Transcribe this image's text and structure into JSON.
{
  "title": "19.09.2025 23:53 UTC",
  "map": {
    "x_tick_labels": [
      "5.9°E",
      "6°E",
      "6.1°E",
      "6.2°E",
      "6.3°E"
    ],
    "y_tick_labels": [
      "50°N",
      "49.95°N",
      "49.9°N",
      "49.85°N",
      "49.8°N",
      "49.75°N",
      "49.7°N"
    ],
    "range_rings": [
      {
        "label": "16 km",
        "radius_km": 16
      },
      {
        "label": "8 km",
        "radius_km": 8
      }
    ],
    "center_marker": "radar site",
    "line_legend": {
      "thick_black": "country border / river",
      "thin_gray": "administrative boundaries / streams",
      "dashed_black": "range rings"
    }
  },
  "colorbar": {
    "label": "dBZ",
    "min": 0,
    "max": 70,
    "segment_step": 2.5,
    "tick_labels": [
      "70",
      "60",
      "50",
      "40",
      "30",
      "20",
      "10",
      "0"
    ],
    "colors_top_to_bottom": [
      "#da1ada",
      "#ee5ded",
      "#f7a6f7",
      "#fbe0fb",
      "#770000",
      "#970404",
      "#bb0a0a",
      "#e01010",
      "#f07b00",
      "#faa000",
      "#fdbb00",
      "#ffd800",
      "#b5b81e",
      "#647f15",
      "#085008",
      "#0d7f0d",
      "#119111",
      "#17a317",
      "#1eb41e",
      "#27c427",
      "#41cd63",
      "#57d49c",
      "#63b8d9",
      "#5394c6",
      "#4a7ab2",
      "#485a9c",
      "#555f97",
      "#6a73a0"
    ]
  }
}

Stated problem:
Copy out the material above in its entirety. Every detail must match.

Written solution:
Transcribe this image's text and structure into JSON.
{
  "title": "19.09.2025 23:53 UTC",
  "map": {
    "x_tick_labels": [
      "5.9°E",
      "6°E",
      "6.1°E",
      "6.2°E",
      "6.3°E"
    ],
    "y_tick_labels": [
      "50°N",
      "49.95°N",
      "49.9°N",
      "49.85°N",
      "49.8°N",
      "49.75°N",
      "49.7°N"
    ],
    "range_rings": [
      {
        "label": "16 km",
        "radius_km": 16
      },
      {
        "label": "8 km",
        "radius_km": 8
      }
    ],
    "center_marker": "radar site",
    "line_legend": {
      "thick_black": "country border / river",
      "thin_gray": "administrative boundaries / streams",
      "dashed_black": "range rings"
    }
  },
  "colorbar": {
    "label": "dBZ",
    "min": 0,
    "max": 70,
    "segment_step": 2.5,
    "tick_labels": [
      "70",
      "60",
      "50",
      "40",
      "30",
      "20",
      "10",
      "0"
    ],
    "colors_top_to_bottom": [
      "#da1ada",
      "#ee5ded",
      "#f7a6f7",
      "#fbe0fb",
      "#770000",
      "#970404",
      "#bb0a0a",
      "#e01010",
      "#f07b00",
      "#faa000",
      "#fdbb00",
      "#ffd800",
      "#b5b81e",
      "#647f15",
      "#085008",
      "#0d7f0d",
      "#119111",
      "#17a317",
      "#1eb41e",
      "#27c427",
      "#41cd63",
      "#57d49c",
      "#63b8d9",
      "#5394c6",
      "#4a7ab2",
      "#485a9c",
      "#555f97",
      "#6a73a0"
    ]
  }
}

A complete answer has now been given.